[Source data]
* Start *

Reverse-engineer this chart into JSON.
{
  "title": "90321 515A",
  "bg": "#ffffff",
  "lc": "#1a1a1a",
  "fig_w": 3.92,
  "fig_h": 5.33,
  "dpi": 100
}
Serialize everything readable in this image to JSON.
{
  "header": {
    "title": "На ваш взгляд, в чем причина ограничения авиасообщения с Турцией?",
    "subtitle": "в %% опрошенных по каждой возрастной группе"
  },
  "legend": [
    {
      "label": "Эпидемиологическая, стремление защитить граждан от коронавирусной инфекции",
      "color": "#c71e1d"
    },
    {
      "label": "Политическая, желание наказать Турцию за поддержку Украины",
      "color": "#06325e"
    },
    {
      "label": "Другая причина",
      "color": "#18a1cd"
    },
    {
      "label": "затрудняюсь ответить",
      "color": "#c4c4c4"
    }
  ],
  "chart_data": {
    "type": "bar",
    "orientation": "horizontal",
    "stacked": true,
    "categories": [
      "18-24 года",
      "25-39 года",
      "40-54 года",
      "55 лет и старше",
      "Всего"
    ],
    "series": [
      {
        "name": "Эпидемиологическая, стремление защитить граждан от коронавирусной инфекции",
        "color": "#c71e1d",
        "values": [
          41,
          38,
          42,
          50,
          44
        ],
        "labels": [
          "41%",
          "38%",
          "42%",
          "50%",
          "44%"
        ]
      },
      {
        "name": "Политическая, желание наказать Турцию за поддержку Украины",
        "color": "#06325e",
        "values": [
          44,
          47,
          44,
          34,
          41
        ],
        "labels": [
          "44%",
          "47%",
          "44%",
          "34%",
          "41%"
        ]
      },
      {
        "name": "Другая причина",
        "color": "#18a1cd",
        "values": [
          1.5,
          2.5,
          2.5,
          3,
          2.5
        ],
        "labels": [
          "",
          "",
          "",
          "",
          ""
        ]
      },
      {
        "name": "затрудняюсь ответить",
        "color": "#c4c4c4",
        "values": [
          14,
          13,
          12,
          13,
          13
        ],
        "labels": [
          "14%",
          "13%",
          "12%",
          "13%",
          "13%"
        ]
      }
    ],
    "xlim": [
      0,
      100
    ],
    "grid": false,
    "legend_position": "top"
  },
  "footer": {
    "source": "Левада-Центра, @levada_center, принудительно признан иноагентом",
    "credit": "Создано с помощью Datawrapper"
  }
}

* End *
* Start *

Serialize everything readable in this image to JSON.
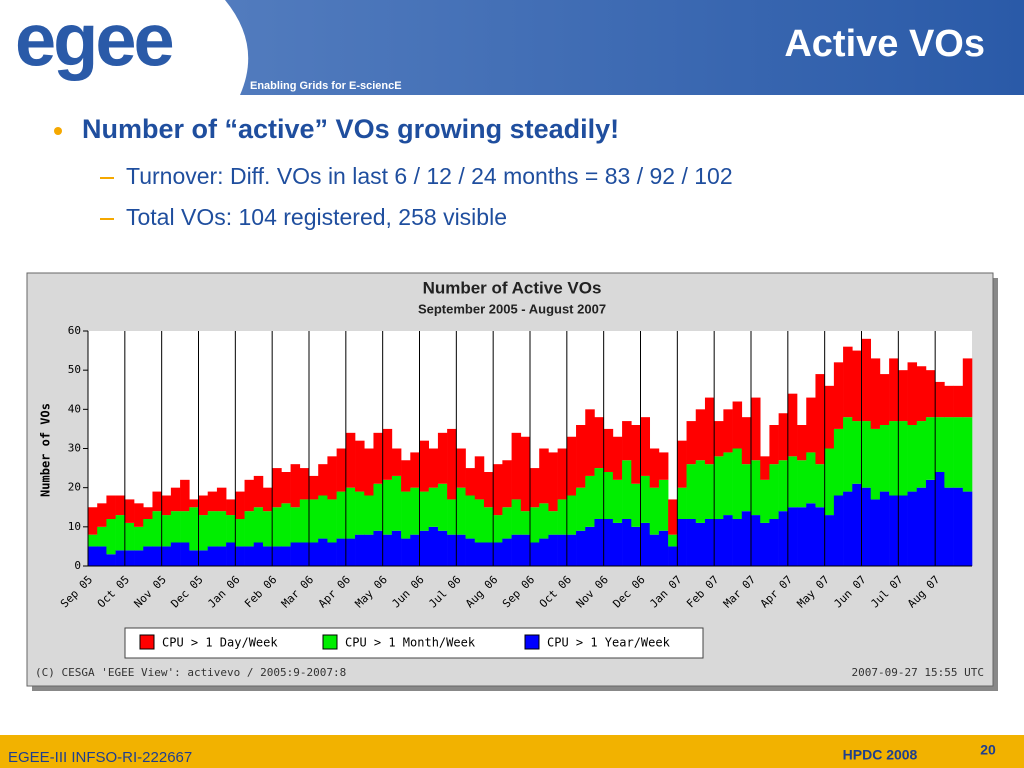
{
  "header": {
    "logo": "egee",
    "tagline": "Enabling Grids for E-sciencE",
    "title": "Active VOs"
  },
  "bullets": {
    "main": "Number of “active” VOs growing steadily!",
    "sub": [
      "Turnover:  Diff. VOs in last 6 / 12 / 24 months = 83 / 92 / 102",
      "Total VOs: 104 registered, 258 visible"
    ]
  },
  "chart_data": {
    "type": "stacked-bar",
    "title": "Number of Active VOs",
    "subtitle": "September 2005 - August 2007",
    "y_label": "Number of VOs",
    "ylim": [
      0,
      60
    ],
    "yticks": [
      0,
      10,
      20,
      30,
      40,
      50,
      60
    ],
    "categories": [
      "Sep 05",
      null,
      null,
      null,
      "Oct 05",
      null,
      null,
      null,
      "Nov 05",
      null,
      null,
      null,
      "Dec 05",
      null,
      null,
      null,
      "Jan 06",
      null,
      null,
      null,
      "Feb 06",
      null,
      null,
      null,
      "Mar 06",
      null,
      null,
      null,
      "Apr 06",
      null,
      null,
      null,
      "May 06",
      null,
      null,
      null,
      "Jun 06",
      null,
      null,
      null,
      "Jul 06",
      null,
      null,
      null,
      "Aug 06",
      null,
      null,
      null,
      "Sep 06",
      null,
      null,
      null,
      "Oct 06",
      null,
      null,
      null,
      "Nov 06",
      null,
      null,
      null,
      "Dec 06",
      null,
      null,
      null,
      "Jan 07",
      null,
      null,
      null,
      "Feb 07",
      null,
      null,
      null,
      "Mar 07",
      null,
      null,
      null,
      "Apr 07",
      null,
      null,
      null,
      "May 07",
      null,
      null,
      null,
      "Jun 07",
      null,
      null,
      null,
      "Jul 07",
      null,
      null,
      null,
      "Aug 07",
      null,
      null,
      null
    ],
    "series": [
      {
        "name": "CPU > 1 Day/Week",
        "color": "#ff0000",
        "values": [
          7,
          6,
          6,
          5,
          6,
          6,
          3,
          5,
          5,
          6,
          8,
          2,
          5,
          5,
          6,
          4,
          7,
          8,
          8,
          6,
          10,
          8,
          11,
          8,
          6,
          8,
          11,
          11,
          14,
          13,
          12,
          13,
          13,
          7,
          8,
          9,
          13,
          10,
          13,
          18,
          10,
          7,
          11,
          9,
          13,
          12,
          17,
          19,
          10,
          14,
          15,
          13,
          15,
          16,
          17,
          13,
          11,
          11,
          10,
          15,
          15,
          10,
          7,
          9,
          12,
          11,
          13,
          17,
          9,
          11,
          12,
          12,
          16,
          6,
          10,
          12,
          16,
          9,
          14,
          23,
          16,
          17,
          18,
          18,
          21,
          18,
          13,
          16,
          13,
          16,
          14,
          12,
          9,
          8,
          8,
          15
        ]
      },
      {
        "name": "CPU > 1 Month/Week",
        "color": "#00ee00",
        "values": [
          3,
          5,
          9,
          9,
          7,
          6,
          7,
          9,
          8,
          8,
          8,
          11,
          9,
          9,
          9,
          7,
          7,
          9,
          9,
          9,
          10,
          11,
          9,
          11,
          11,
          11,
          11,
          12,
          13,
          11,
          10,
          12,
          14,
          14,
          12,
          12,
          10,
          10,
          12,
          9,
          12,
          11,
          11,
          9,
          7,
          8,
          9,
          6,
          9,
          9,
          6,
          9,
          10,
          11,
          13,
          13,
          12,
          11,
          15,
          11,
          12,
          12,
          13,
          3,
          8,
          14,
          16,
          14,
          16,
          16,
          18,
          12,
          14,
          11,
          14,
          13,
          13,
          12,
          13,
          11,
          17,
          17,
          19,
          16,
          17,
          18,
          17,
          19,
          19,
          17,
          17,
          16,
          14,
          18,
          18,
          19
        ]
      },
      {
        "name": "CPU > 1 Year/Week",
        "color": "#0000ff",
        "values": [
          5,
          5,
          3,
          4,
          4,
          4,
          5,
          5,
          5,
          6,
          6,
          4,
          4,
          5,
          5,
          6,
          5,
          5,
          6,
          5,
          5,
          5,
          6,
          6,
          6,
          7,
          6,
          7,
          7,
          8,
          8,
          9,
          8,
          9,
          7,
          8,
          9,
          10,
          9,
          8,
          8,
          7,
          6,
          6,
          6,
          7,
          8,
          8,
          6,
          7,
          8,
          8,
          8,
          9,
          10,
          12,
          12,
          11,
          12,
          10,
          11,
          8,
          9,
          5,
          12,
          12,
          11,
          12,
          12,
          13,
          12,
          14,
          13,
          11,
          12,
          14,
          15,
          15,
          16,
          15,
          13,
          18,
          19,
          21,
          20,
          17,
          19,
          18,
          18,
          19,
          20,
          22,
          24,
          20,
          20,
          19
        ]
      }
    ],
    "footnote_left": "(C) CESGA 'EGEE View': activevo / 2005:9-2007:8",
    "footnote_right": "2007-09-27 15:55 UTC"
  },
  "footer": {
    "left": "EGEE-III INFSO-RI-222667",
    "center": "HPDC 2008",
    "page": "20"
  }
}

* End *
* Start *

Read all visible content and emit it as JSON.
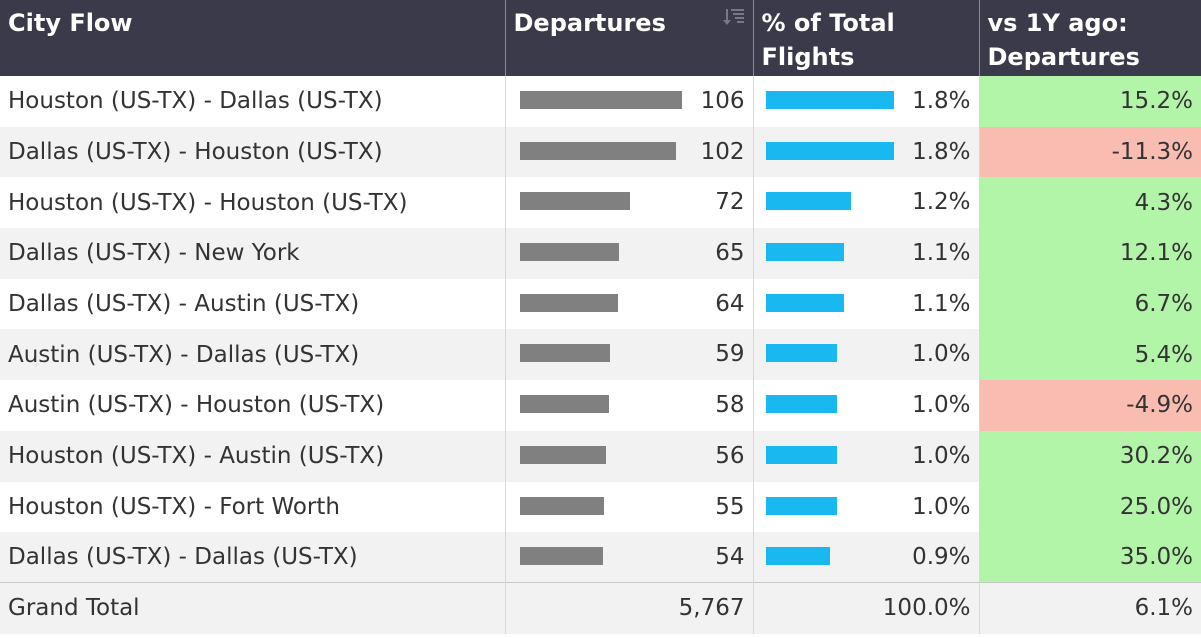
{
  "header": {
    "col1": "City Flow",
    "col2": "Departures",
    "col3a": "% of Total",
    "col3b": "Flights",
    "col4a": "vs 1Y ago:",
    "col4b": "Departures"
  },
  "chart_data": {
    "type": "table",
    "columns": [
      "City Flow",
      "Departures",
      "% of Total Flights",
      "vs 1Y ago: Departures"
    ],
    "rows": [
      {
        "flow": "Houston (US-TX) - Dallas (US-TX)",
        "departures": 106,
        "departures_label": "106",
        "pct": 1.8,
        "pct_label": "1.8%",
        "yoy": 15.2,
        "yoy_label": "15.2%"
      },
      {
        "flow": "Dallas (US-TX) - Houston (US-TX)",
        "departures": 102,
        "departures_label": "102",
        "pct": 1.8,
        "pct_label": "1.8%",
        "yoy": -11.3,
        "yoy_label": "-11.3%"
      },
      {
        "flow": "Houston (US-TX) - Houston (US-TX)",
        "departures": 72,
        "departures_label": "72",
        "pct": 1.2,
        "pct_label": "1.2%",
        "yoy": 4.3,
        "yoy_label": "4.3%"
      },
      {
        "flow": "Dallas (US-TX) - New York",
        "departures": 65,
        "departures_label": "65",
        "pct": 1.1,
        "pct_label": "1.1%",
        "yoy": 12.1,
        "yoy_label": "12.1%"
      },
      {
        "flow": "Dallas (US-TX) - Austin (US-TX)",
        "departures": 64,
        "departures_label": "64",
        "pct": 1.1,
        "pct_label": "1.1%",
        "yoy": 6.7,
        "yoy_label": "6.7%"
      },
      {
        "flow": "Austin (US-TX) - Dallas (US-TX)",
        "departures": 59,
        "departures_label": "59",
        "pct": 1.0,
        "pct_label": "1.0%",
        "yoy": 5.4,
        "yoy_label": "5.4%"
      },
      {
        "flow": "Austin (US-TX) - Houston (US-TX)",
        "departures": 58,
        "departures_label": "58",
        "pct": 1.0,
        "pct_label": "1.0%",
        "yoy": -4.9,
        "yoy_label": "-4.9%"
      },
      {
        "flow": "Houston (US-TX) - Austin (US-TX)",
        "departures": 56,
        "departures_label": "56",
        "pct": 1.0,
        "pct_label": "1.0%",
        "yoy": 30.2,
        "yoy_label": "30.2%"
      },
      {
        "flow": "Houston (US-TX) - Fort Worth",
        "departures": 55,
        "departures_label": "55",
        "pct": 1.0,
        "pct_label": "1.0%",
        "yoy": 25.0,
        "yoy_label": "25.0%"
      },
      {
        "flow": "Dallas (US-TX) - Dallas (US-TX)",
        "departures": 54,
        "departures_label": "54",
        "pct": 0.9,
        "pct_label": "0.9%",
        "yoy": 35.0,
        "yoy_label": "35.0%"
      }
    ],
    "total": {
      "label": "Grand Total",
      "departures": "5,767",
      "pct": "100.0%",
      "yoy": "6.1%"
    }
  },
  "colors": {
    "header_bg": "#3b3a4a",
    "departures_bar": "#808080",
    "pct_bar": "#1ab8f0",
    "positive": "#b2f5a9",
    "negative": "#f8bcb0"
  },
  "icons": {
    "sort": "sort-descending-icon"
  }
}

* End *

WRITTEN INSTRUCTION — Go through the entries above and copy every line containing "Number".

CORRECT ANSWER —
    "main": "Number of “active” VOs growing steadily!",
    "title": "Number of Active VOs",
    "y_label": "Number of VOs",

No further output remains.